What follows is a set of records; repeat all of them exactly.

● ● ● ●

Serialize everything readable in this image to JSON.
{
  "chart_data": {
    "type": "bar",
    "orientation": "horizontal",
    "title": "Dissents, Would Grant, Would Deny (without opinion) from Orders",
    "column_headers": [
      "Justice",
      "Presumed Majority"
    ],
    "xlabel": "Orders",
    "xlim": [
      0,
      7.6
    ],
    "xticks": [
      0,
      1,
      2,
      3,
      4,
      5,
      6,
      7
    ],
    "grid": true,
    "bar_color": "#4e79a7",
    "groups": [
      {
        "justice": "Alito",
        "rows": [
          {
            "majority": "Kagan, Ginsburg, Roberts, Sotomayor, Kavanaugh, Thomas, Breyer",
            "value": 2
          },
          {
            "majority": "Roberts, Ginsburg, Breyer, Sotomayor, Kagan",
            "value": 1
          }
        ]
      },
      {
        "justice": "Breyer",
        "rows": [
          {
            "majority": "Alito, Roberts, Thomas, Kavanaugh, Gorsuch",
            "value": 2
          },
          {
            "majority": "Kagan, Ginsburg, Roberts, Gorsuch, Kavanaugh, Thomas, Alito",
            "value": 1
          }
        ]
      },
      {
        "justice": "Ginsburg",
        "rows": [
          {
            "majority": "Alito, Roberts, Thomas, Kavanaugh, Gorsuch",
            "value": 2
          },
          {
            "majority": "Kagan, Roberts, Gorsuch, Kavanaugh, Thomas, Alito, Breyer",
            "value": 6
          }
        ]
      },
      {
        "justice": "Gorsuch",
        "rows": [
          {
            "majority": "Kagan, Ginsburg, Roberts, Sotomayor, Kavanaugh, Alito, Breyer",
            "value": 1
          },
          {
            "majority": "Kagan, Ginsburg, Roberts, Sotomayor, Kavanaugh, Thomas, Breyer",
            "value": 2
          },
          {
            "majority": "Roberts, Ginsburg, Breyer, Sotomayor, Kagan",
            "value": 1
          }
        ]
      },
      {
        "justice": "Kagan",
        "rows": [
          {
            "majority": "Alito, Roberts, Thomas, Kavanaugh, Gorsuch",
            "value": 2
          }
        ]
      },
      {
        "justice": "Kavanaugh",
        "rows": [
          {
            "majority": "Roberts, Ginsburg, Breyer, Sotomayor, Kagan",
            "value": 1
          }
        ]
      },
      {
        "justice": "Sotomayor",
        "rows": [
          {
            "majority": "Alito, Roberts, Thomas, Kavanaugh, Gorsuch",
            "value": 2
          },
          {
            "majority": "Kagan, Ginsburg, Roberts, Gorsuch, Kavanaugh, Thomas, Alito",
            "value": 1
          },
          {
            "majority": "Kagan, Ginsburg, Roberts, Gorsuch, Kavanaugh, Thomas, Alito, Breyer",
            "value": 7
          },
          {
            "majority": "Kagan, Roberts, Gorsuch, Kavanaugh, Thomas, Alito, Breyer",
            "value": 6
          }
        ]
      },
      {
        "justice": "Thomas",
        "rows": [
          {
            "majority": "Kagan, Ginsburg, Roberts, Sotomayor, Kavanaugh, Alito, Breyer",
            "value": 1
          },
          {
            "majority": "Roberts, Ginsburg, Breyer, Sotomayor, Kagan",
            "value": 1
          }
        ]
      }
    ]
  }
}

● ● ● ●

## FULL ANSWER
Serialize everything readable in this image to JSON.
{
  "chart_data": {
    "type": "bar",
    "orientation": "horizontal",
    "title": "Dissents, Would Grant, Would Deny (without opinion) from Orders",
    "column_headers": [
      "Justice",
      "Presumed Majority"
    ],
    "xlabel": "Orders",
    "xlim": [
      0,
      7.6
    ],
    "xticks": [
      0,
      1,
      2,
      3,
      4,
      5,
      6,
      7
    ],
    "grid": true,
    "bar_color": "#4e79a7",
    "groups": [
      {
        "justice": "Alito",
        "rows": [
          {
            "majority": "Kagan, Ginsburg, Roberts, Sotomayor, Kavanaugh, Thomas, Breyer",
            "value": 2
          },
          {
            "majority": "Roberts, Ginsburg, Breyer, Sotomayor, Kagan",
            "value": 1
          }
        ]
      },
      {
        "justice": "Breyer",
        "rows": [
          {
            "majority": "Alito, Roberts, Thomas, Kavanaugh, Gorsuch",
            "value": 2
          },
          {
            "majority": "Kagan, Ginsburg, Roberts, Gorsuch, Kavanaugh, Thomas, Alito",
            "value": 1
          }
        ]
      },
      {
        "justice": "Ginsburg",
        "rows": [
          {
            "majority": "Alito, Roberts, Thomas, Kavanaugh, Gorsuch",
            "value": 2
          },
          {
            "majority": "Kagan, Roberts, Gorsuch, Kavanaugh, Thomas, Alito, Breyer",
            "value": 6
          }
        ]
      },
      {
        "justice": "Gorsuch",
        "rows": [
          {
            "majority": "Kagan, Ginsburg, Roberts, Sotomayor, Kavanaugh, Alito, Breyer",
            "value": 1
          },
          {
            "majority": "Kagan, Ginsburg, Roberts, Sotomayor, Kavanaugh, Thomas, Breyer",
            "value": 2
          },
          {
            "majority": "Roberts, Ginsburg, Breyer, Sotomayor, Kagan",
            "value": 1
          }
        ]
      },
      {
        "justice": "Kagan",
        "rows": [
          {
            "majority": "Alito, Roberts, Thomas, Kavanaugh, Gorsuch",
            "value": 2
          }
        ]
      },
      {
        "justice": "Kavanaugh",
        "rows": [
          {
            "majority": "Roberts, Ginsburg, Breyer, Sotomayor, Kagan",
            "value": 1
          }
        ]
      },
      {
        "justice": "Sotomayor",
        "rows": [
          {
            "majority": "Alito, Roberts, Thomas, Kavanaugh, Gorsuch",
            "value": 2
          },
          {
            "majority": "Kagan, Ginsburg, Roberts, Gorsuch, Kavanaugh, Thomas, Alito",
            "value": 1
          },
          {
            "majority": "Kagan, Ginsburg, Roberts, Gorsuch, Kavanaugh, Thomas, Alito, Breyer",
            "value": 7
          },
          {
            "majority": "Kagan, Roberts, Gorsuch, Kavanaugh, Thomas, Alito, Breyer",
            "value": 6
          }
        ]
      },
      {
        "justice": "Thomas",
        "rows": [
          {
            "majority": "Kagan, Ginsburg, Roberts, Sotomayor, Kavanaugh, Alito, Breyer",
            "value": 1
          },
          {
            "majority": "Roberts, Ginsburg, Breyer, Sotomayor, Kagan",
            "value": 1
          }
        ]
      }
    ]
  }
}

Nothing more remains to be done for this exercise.